Extracted data entries:
— Start —

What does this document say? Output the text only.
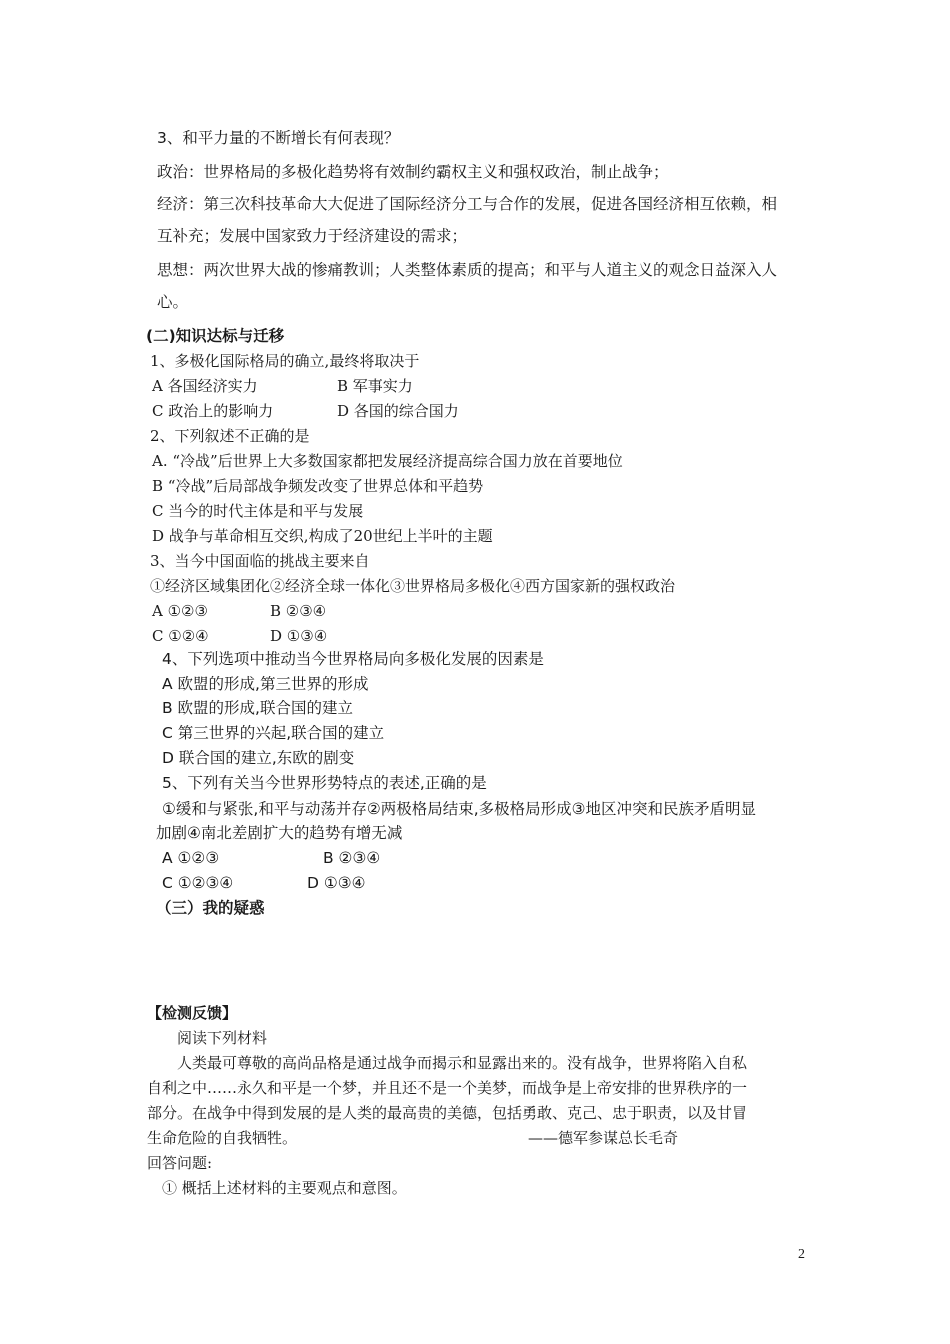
3、和平力量的不断增长有何表现？
政治：世界格局的多极化趋势将有效制约霸权主义和强权政治，制止战争；
经济：第三次科技革命大大促进了国际经济分工与合作的发展，促进各国经济相互依赖，相
互补充；发展中国家致力于经济建设的需求；
思想：两次世界大战的惨痛教训；人类整体素质的提高；和平与人道主义的观念日益深入人
心。
(二)知识达标与迁移
1、多极化国际格局的确立,最终将取决于
A 各国经济实力	B 军事实力
C 政治上的影响力	D 各国的综合国力
2、下列叙述不正确的是
A. “冷战”后世界上大多数国家都把发展经济提高综合国力放在首要地位
B “冷战”后局部战争频发改变了世界总体和平趋势
C 当今的时代主体是和平与发展
D 战争与革命相互交织,构成了20世纪上半叶的主题
3、当今中国面临的挑战主要来自
①经济区域集团化②经济全球一体化③世界格局多极化④西方国家新的强权政治
A ①②③	B ②③④
C ①②④	D ①③④
4、下列选项中推动当今世界格局向多极化发展的因素是
A 欧盟的形成,第三世界的形成
B 欧盟的形成,联合国的建立
C 第三世界的兴起,联合国的建立
D 联合国的建立,东欧的剧变
5、下列有关当今世界形势特点的表述,正确的是
①缓和与紧张,和平与动荡并存②两极格局结束,多极格局形成③地区冲突和民族矛盾明显
加剧④南北差剧扩大的趋势有增无减
A ①②③	B ②③④
C ①②③④	D ①③④
（三）我的疑惑
【检测反馈】
阅读下列材料
人类最可尊敬的高尚品格是通过战争而揭示和显露出来的。没有战争，世界将陷入自私
自利之中……永久和平是一个梦，并且还不是一个美梦，而战争是上帝安排的世界秩序的一
部分。在战争中得到发展的是人类的最高贵的美德，包括勇敢、克己、忠于职责，以及甘冒
生命危险的自我牺牲。	——德军参谋总长毛奇
回答问题:
① 概括上述材料的主要观点和意图。
2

— End —

◆ DIRECTIVE
Return every line in the listing that contains the word "联合国的建立".

◆ EXERCISE OUTPUT
B 欧盟的形成,联合国的建立
C 第三世界的兴起,联合国的建立
D 联合国的建立,东欧的剧变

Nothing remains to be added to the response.